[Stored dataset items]
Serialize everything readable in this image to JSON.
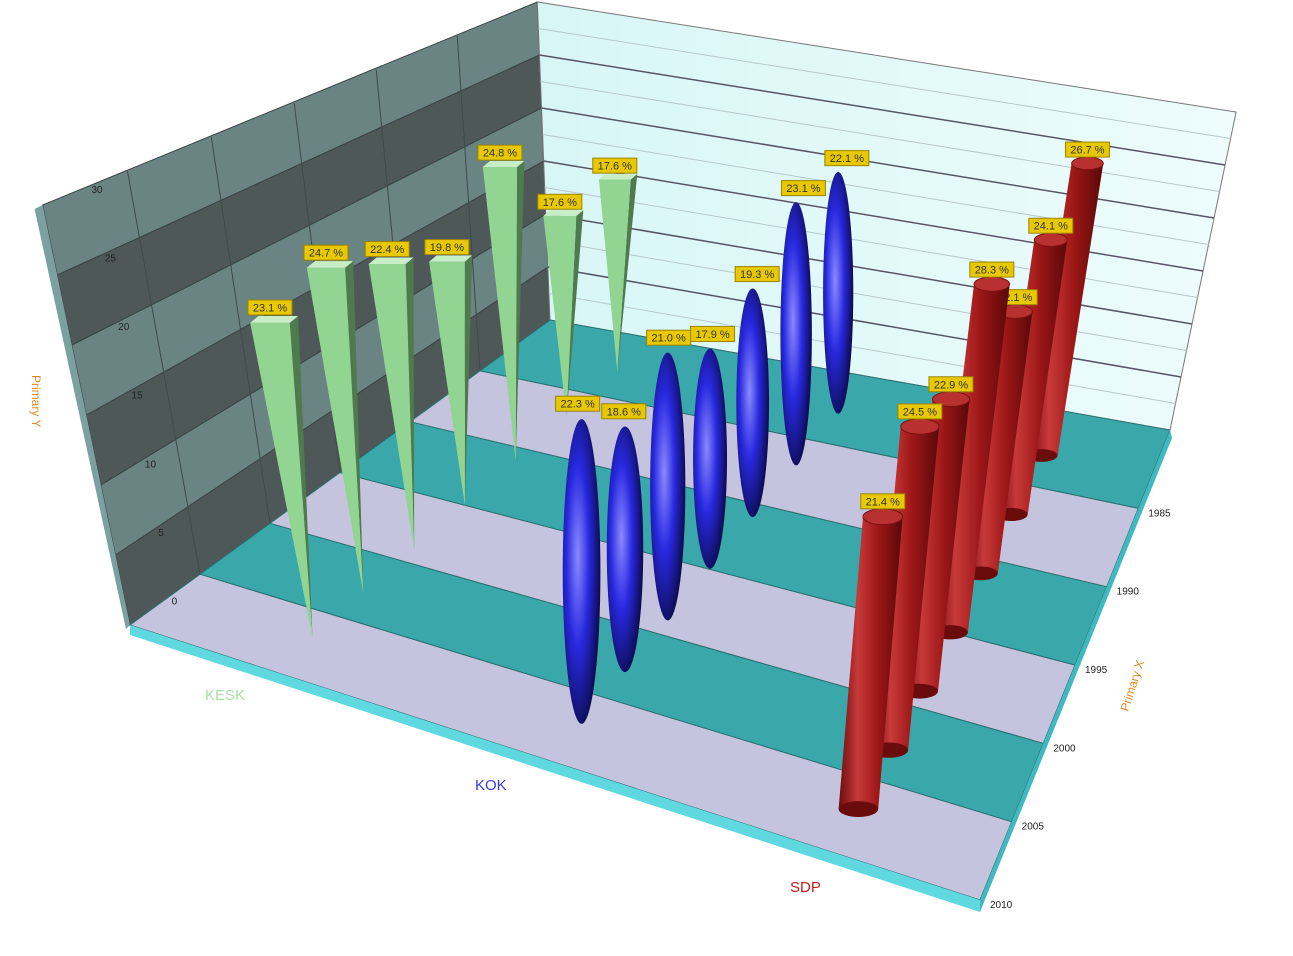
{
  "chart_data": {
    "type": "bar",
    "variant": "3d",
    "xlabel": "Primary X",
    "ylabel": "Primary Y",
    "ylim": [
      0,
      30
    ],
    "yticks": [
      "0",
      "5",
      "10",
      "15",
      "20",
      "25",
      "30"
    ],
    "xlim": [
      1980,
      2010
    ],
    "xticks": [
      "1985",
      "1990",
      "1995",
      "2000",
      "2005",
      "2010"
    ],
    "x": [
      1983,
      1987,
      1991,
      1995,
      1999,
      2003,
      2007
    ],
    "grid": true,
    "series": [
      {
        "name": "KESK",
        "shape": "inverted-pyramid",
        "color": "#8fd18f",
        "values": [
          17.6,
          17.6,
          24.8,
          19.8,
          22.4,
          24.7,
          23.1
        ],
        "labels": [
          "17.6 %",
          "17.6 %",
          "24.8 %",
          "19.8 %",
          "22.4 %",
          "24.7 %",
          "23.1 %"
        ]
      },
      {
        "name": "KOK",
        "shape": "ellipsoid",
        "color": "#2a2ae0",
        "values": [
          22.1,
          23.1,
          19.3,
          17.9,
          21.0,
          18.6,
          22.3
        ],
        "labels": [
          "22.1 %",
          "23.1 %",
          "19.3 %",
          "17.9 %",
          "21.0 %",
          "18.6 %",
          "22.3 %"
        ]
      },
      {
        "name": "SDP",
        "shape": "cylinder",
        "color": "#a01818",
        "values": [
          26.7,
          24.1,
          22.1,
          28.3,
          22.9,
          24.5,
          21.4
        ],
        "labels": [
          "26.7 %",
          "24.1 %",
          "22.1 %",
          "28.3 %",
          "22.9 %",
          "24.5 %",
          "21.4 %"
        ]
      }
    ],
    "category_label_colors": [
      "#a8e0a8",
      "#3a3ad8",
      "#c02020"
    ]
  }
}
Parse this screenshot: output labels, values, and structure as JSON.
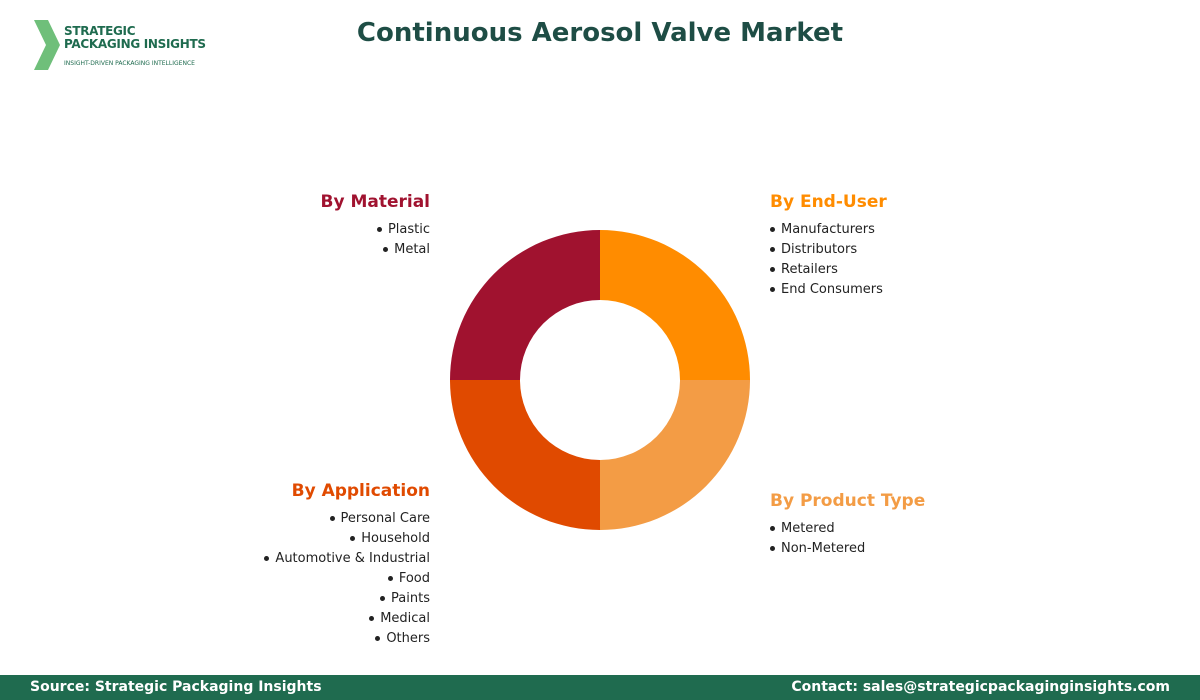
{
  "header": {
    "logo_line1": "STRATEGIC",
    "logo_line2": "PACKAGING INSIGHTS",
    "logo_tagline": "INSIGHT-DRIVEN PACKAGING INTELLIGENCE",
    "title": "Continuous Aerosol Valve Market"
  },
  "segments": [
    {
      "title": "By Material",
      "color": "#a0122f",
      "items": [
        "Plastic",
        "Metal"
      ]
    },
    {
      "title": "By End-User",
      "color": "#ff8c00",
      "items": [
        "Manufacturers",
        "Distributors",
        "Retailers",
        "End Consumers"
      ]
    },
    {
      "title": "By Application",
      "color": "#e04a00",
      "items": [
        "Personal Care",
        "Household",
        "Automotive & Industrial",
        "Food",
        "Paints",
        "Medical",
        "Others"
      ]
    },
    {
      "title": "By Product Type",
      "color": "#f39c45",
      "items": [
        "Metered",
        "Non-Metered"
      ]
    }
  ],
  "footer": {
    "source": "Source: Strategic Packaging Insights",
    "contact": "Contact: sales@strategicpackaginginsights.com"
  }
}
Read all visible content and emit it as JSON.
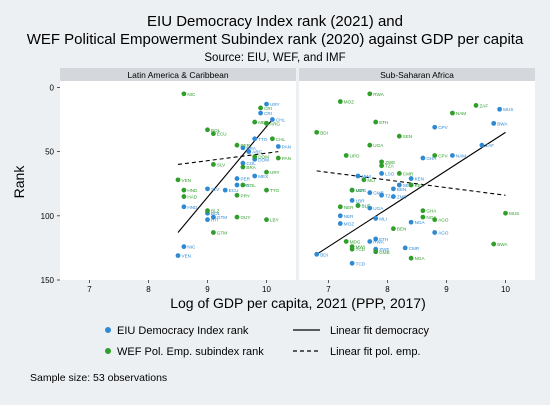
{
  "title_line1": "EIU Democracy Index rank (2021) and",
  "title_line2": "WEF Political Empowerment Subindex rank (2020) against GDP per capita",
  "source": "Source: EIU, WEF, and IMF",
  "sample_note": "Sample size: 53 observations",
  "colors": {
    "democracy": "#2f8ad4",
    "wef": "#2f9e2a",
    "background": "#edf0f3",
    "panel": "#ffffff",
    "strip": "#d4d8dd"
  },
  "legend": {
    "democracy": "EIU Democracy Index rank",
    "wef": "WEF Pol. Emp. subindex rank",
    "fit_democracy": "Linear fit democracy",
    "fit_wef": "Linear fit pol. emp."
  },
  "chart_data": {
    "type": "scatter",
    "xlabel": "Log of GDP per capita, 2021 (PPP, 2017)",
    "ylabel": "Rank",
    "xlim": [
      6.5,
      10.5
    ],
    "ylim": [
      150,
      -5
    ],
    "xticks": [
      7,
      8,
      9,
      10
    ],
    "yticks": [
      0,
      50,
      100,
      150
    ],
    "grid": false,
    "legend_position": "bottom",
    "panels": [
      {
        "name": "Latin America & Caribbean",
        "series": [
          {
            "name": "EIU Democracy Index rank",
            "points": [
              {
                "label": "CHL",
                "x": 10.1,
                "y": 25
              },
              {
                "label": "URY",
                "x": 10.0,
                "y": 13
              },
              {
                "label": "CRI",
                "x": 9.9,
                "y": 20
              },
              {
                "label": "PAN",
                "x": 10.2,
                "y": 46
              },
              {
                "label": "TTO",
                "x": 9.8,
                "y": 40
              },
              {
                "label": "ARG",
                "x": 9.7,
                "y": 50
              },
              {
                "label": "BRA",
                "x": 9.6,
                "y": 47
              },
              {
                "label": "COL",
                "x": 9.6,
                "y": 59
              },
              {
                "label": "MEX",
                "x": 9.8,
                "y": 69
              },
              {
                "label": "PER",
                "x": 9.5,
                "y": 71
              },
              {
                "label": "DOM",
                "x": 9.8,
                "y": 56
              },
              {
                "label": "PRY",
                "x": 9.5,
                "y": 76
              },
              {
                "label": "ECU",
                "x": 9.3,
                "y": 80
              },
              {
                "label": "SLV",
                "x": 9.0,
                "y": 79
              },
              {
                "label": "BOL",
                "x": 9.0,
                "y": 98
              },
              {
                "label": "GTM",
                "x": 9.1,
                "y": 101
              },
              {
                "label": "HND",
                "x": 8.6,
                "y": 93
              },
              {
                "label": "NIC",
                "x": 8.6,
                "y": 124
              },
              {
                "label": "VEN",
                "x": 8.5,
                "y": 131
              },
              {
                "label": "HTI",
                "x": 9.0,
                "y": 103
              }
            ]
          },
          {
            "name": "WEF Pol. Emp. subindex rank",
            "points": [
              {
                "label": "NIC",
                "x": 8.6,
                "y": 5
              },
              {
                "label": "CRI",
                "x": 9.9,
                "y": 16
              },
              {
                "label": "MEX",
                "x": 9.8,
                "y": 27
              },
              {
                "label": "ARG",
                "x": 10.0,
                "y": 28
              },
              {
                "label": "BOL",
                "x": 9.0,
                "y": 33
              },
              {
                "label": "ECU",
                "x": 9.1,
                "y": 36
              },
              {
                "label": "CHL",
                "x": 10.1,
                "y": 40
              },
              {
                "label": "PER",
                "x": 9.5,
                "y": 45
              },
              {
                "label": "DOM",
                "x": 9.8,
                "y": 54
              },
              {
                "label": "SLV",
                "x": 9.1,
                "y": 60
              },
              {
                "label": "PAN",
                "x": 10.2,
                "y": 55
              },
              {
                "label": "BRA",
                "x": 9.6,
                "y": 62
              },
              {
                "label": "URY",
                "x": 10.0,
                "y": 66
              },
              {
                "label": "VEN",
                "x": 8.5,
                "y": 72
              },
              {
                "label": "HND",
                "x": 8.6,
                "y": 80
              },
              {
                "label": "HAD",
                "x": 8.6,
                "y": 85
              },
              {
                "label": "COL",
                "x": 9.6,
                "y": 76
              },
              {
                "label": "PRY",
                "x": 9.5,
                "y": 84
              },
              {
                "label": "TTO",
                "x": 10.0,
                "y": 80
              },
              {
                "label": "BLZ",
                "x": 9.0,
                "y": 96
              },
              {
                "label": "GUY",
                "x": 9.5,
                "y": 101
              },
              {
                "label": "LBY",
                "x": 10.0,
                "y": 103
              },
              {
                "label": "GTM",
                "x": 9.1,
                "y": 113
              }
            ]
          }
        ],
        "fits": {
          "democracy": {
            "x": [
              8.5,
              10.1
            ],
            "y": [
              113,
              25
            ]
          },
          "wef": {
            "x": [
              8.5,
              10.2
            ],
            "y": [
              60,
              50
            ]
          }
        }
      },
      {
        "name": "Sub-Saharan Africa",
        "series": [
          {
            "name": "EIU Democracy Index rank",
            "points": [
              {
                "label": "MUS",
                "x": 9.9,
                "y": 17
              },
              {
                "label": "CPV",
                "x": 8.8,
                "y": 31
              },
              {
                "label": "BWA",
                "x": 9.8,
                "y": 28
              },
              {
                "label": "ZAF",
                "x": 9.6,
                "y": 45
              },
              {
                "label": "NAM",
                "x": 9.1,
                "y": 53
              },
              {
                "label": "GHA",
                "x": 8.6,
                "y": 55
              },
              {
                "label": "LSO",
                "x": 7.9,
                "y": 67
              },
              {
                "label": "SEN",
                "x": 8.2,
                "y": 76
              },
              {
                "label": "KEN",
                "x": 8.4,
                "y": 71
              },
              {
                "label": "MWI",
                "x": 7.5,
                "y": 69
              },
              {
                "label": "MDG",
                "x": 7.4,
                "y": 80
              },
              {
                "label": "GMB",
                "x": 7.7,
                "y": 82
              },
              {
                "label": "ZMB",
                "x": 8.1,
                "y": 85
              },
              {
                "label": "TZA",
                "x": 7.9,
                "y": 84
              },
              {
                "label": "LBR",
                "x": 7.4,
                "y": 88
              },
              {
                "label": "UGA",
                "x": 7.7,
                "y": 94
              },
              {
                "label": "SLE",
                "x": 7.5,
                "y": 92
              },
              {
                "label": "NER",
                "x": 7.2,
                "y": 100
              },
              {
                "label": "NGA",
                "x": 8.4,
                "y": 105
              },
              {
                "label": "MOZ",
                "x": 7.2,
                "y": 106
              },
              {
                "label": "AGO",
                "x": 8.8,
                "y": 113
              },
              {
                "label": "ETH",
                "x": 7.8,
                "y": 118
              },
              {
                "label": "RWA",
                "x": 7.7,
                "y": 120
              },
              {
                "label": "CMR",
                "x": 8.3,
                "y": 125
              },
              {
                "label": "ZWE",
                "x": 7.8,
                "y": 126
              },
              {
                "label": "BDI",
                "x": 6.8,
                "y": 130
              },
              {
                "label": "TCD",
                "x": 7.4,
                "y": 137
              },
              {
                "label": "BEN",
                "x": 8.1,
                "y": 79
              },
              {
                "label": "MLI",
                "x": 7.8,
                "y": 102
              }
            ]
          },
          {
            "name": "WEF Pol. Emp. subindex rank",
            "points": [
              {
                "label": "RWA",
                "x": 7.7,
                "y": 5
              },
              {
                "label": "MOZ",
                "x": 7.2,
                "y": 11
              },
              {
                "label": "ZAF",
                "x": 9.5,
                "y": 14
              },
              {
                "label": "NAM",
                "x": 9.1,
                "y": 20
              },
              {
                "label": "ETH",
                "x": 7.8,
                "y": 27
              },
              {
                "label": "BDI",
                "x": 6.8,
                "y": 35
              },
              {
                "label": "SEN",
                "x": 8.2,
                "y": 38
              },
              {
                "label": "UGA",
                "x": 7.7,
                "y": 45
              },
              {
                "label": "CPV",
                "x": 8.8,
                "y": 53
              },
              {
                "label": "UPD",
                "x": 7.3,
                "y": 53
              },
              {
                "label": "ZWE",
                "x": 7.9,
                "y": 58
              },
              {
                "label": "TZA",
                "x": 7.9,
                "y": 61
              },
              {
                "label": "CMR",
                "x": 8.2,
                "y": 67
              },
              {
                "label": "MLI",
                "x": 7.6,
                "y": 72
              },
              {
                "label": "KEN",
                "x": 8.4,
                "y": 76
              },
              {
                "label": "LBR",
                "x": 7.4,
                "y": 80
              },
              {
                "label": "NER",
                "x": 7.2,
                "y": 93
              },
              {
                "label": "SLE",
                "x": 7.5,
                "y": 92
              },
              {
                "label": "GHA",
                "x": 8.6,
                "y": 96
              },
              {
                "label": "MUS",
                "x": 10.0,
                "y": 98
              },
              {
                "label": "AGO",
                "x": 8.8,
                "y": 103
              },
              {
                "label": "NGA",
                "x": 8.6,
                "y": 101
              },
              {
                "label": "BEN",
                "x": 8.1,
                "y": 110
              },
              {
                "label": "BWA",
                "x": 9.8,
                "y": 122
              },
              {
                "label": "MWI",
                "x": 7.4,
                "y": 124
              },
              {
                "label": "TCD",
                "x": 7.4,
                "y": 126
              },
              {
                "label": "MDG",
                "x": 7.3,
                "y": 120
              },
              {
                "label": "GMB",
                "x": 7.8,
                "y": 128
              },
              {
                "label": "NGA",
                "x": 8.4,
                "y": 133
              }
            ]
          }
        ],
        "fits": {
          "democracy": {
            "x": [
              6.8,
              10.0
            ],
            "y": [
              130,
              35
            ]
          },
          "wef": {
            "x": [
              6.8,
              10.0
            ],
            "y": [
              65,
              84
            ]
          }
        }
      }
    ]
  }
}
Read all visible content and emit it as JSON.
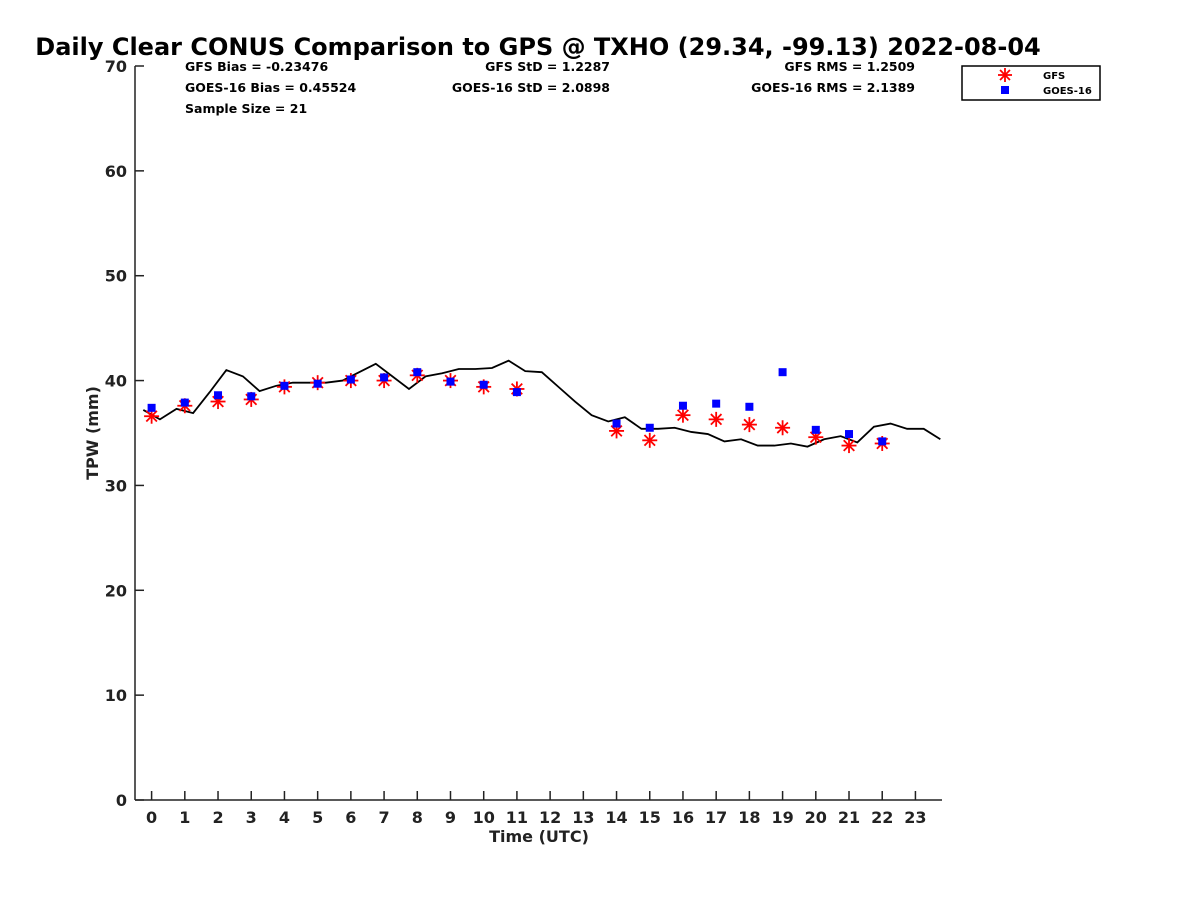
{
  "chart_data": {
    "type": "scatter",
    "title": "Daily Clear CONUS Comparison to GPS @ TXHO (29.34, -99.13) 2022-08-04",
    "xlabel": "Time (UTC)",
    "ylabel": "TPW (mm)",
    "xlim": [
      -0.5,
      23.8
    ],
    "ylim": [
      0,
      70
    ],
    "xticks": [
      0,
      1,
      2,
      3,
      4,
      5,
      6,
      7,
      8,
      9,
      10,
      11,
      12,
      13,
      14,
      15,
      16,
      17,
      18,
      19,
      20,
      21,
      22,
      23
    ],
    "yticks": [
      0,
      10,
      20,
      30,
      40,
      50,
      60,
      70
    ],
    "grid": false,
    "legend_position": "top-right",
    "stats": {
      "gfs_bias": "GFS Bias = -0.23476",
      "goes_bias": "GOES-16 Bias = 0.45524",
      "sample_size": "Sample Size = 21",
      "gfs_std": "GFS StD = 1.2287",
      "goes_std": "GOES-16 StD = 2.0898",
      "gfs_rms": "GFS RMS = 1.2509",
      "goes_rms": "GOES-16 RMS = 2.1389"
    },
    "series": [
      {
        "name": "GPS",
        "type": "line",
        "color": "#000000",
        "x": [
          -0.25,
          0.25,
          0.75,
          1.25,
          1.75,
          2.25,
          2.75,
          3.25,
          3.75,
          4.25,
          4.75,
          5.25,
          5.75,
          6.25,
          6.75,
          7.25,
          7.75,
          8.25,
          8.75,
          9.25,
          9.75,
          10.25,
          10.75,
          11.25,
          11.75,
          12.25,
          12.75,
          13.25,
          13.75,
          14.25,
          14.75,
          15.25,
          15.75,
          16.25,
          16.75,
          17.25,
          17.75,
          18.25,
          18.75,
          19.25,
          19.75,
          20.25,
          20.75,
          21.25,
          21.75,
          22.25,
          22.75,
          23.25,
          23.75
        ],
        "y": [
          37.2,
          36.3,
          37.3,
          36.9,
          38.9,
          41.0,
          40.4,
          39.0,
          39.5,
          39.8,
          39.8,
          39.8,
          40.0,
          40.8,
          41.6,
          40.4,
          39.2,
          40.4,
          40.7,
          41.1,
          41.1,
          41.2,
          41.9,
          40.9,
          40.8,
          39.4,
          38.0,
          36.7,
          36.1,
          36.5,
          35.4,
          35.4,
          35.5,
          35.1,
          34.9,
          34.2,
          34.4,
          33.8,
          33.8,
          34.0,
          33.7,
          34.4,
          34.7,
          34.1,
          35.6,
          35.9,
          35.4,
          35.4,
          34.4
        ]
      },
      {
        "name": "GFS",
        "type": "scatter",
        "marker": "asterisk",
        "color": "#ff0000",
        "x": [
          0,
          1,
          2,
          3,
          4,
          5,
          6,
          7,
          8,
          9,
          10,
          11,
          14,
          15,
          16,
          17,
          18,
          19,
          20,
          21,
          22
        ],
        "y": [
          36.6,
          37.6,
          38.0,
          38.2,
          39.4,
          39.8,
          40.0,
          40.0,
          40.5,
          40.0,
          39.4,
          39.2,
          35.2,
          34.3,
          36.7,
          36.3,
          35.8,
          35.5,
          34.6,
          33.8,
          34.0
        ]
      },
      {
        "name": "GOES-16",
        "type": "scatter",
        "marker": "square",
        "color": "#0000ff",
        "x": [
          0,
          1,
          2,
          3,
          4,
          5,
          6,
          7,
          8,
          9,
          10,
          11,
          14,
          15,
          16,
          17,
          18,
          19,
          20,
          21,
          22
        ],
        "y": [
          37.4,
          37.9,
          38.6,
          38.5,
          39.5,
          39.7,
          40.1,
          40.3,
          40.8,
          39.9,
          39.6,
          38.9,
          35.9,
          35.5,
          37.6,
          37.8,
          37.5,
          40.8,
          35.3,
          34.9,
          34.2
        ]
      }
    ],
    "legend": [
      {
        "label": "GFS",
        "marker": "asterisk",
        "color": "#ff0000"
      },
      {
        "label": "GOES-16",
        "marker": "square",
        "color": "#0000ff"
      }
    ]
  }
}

WHAT IS NEEDED:
Copy all lines of the material above where the string "shape" occurs.

FINAL RESULT:
        "shape": "inverted-pyramid",
        "shape": "ellipsoid",
        "shape": "cylinder",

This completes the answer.